──────── Given records ────────

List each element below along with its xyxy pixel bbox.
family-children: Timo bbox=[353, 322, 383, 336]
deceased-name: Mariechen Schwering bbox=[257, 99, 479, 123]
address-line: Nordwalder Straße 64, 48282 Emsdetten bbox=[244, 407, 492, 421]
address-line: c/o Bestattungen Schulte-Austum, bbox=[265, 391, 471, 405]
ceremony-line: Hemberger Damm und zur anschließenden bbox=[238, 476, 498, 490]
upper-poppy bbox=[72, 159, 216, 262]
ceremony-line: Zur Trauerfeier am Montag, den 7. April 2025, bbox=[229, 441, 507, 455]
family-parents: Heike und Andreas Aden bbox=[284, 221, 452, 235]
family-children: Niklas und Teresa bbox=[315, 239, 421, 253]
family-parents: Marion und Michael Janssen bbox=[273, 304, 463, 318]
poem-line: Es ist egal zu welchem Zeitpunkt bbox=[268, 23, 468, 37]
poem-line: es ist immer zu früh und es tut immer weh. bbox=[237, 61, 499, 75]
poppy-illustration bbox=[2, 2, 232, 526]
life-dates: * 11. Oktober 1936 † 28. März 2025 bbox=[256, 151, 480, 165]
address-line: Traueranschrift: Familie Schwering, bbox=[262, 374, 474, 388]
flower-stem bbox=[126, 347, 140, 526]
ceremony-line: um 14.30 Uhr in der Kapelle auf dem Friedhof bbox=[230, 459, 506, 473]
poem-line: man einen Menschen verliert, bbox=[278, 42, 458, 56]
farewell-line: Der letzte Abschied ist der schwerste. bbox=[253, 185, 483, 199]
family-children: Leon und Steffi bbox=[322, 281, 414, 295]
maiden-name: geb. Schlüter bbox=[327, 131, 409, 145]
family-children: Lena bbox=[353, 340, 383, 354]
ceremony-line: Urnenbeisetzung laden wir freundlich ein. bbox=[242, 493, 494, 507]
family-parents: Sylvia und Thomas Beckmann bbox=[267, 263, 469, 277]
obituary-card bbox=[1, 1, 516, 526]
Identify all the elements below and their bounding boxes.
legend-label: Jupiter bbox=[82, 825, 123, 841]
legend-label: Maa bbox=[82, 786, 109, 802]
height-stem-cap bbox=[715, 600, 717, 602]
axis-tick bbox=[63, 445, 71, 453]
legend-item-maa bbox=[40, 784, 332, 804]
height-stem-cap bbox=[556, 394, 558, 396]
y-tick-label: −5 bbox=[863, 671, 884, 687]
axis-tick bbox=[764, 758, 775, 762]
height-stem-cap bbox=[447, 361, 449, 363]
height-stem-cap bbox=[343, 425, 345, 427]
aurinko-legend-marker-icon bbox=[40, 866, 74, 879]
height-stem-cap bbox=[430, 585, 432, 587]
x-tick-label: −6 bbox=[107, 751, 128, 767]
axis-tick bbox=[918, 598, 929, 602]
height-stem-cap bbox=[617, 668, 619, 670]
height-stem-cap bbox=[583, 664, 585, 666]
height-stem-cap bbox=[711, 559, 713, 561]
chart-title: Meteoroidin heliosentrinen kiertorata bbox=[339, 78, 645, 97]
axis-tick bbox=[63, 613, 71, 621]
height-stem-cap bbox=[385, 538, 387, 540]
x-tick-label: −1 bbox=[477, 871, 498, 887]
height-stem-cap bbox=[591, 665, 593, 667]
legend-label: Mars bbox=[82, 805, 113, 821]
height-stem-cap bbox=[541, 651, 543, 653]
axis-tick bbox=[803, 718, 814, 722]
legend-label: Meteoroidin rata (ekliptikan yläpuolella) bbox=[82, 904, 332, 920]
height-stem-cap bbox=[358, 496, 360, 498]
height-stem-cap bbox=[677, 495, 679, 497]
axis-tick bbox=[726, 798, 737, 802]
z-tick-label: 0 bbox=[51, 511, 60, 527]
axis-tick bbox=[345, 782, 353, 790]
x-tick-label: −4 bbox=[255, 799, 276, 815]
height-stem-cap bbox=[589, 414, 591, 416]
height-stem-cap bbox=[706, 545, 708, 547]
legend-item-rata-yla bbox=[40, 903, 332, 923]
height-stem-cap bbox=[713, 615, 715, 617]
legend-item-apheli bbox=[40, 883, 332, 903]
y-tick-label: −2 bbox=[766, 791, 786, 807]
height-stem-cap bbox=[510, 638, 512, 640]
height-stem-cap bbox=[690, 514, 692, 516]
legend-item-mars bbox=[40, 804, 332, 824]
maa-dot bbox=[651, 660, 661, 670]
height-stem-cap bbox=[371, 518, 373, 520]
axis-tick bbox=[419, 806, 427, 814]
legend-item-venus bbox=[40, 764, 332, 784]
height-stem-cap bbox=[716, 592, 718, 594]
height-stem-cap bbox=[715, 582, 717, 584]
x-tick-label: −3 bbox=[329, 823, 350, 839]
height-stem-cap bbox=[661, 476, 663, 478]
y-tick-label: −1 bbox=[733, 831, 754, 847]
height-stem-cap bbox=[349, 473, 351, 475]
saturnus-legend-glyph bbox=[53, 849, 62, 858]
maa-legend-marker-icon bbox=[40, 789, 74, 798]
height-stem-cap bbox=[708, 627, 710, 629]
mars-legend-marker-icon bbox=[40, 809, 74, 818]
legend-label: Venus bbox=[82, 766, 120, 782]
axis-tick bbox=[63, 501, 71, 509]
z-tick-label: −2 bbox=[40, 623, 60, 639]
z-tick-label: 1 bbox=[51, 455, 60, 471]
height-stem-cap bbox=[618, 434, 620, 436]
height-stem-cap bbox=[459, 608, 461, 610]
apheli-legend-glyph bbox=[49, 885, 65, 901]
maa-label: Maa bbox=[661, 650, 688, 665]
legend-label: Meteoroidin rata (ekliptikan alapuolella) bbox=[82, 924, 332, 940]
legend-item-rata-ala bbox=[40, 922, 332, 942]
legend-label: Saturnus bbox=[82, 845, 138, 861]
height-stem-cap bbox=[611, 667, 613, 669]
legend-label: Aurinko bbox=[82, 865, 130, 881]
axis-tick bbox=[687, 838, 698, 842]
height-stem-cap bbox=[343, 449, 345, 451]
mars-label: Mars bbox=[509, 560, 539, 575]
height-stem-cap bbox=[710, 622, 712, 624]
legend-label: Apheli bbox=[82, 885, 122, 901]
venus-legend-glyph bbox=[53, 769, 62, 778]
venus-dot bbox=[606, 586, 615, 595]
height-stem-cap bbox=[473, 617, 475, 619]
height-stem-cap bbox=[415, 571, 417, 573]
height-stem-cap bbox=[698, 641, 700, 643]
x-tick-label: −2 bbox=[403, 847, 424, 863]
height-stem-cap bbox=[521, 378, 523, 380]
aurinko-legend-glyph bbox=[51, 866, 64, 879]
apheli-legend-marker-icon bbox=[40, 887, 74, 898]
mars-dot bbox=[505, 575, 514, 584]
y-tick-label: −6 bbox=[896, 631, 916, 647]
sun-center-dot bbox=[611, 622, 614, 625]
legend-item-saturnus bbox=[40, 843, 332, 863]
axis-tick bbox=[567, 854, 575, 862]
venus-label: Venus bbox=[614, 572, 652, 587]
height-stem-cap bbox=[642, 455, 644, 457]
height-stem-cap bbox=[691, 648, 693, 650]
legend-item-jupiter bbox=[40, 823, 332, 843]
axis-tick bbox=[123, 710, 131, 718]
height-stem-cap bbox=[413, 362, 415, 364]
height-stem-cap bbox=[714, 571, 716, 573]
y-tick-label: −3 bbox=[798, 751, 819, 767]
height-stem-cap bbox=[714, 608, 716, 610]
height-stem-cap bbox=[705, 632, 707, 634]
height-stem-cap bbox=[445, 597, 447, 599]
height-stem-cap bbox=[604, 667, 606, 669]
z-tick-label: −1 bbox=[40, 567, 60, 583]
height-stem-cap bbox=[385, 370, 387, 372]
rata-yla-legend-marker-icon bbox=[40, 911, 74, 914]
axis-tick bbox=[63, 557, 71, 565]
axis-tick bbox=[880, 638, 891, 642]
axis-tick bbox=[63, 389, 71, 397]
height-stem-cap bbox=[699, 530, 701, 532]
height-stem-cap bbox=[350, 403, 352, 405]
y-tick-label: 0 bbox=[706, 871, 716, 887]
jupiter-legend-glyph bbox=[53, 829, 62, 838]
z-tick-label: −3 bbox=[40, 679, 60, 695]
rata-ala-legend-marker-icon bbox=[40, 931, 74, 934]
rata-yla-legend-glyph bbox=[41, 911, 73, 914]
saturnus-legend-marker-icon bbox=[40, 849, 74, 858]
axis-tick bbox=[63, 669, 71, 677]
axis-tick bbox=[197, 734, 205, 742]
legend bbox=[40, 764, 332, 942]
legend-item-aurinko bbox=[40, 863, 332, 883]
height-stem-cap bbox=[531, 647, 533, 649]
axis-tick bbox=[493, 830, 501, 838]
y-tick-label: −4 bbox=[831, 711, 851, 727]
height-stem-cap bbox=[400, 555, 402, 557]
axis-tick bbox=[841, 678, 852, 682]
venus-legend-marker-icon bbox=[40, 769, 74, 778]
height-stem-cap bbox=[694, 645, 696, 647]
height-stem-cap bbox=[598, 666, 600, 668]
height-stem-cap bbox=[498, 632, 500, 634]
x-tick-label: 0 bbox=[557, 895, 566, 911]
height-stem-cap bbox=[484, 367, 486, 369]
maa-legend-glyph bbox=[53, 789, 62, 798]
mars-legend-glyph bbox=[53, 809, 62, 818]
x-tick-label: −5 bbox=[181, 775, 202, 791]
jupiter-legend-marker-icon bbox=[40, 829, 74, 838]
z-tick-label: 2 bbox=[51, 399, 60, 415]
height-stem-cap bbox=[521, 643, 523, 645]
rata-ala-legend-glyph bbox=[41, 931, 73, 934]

────────

What the task requires >> Please arrange the data as a numbered list of lines, starting at the first line and ending at the line that contains "poem-line: es ist immer", with any blank lines left out.

Correct result >>
1. List each element below along with its xyxy pixel bbox.
2. family-children: Timo bbox=[353, 322, 383, 336]
3. deceased-name: Mariechen Schwering bbox=[257, 99, 479, 123]
4. address-line: Nordwalder Straße 64, 48282 Emsdetten bbox=[244, 407, 492, 421]
5. address-line: c/o Bestattungen Schulte-Austum, bbox=[265, 391, 471, 405]
6. ceremony-line: Hemberger Damm und zur anschließenden bbox=[238, 476, 498, 490]
7. upper-poppy bbox=[72, 159, 216, 262]
8. ceremony-line: Zur Trauerfeier am Montag, den 7. April 2025, bbox=[229, 441, 507, 455]
9. family-parents: Heike und Andreas Aden bbox=[284, 221, 452, 235]
10. family-children: Niklas und Teresa bbox=[315, 239, 421, 253]
11. family-parents: Marion und Michael Janssen bbox=[273, 304, 463, 318]
12. poem-line: Es ist egal zu welchem Zeitpunkt bbox=[268, 23, 468, 37]
13. poem-line: es ist immer zu früh und es tut immer weh. bbox=[237, 61, 499, 75]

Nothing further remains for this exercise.